* WHAT YOU HAVE TO DO: Find each line with the string "color" and report it.

## begin

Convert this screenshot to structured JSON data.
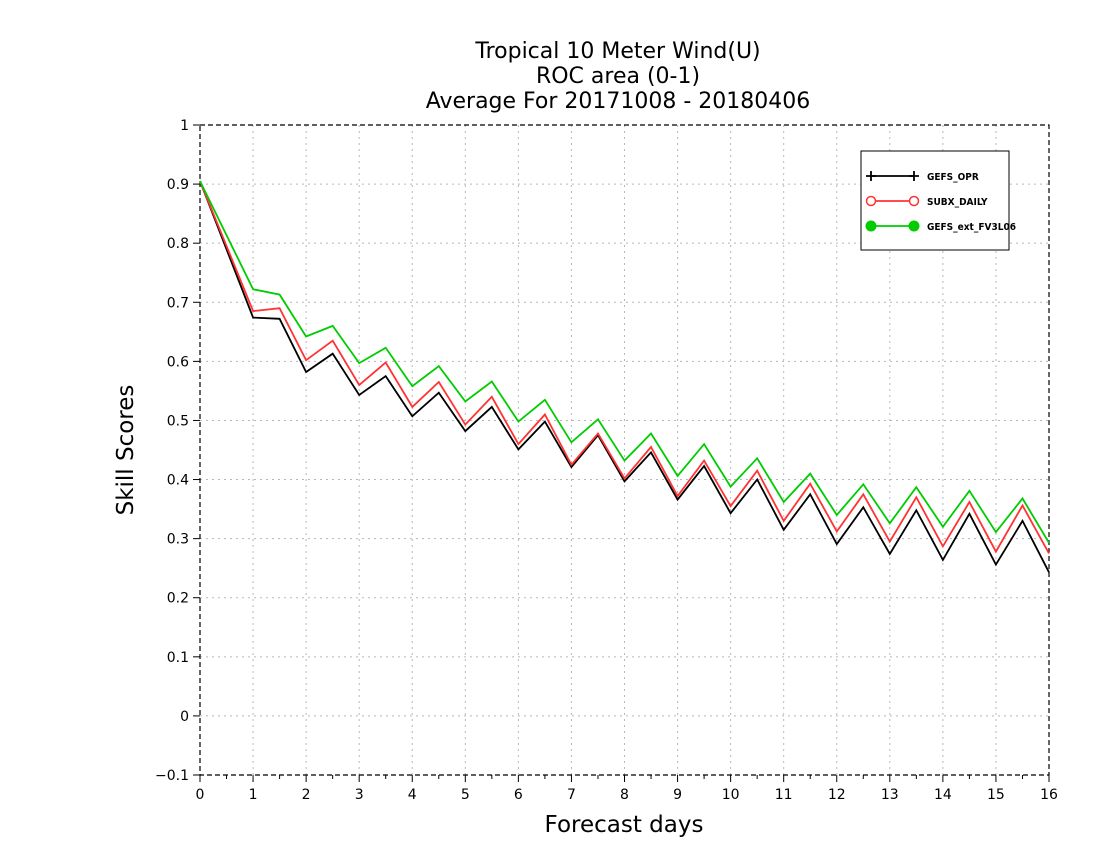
{
  "chart_data": {
    "type": "line",
    "title": [
      "Tropical 10 Meter Wind(U)",
      "ROC area (0-1)",
      "Average For 20171008 - 20180406"
    ],
    "xlabel": "Forecast days",
    "ylabel": "Skill Scores",
    "xlim": [
      0,
      16
    ],
    "ylim": [
      -0.1,
      1
    ],
    "xticks": [
      "0",
      "1",
      "2",
      "3",
      "4",
      "5",
      "6",
      "7",
      "8",
      "9",
      "10",
      "11",
      "12",
      "13",
      "14",
      "15",
      "16"
    ],
    "yticks": [
      "−0.1",
      "0",
      "0.1",
      "0.2",
      "0.3",
      "0.4",
      "0.5",
      "0.6",
      "0.7",
      "0.8",
      "0.9",
      "1"
    ],
    "grid": true,
    "legend_position": "top-right",
    "x": [
      0,
      1,
      1.5,
      2,
      2.5,
      3,
      3.5,
      4,
      4.5,
      5,
      5.5,
      6,
      6.5,
      7,
      7.5,
      8,
      8.5,
      9,
      9.5,
      10,
      10.5,
      11,
      11.5,
      12,
      12.5,
      13,
      13.5,
      14,
      14.5,
      15,
      15.5,
      16
    ],
    "series": [
      {
        "name": "GEFS_OPR",
        "color": "#000000",
        "marker": "plus",
        "values": [
          0.905,
          0.674,
          0.672,
          0.582,
          0.613,
          0.543,
          0.575,
          0.507,
          0.547,
          0.482,
          0.523,
          0.451,
          0.498,
          0.421,
          0.475,
          0.397,
          0.446,
          0.366,
          0.423,
          0.343,
          0.4,
          0.315,
          0.375,
          0.291,
          0.353,
          0.274,
          0.348,
          0.264,
          0.342,
          0.256,
          0.33,
          0.243
        ]
      },
      {
        "name": "SUBX_DAILY",
        "color": "#ff3333",
        "marker": "open-circle",
        "values": [
          0.905,
          0.685,
          0.69,
          0.602,
          0.635,
          0.56,
          0.598,
          0.523,
          0.565,
          0.493,
          0.54,
          0.46,
          0.51,
          0.425,
          0.478,
          0.402,
          0.455,
          0.372,
          0.432,
          0.355,
          0.415,
          0.33,
          0.393,
          0.312,
          0.375,
          0.295,
          0.37,
          0.287,
          0.362,
          0.278,
          0.356,
          0.275
        ]
      },
      {
        "name": "GEFS_ext_FV3L06",
        "color": "#00cc00",
        "marker": "filled-circle",
        "values": [
          0.905,
          0.722,
          0.713,
          0.642,
          0.66,
          0.597,
          0.623,
          0.558,
          0.592,
          0.532,
          0.566,
          0.498,
          0.535,
          0.463,
          0.502,
          0.432,
          0.478,
          0.406,
          0.46,
          0.388,
          0.436,
          0.362,
          0.41,
          0.34,
          0.392,
          0.326,
          0.387,
          0.32,
          0.381,
          0.311,
          0.368,
          0.293
        ]
      }
    ]
  }
}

## end

* THE OUTPUT:
        "color": "#000000",
        "color": "#ff3333",
        "color": "#00cc00",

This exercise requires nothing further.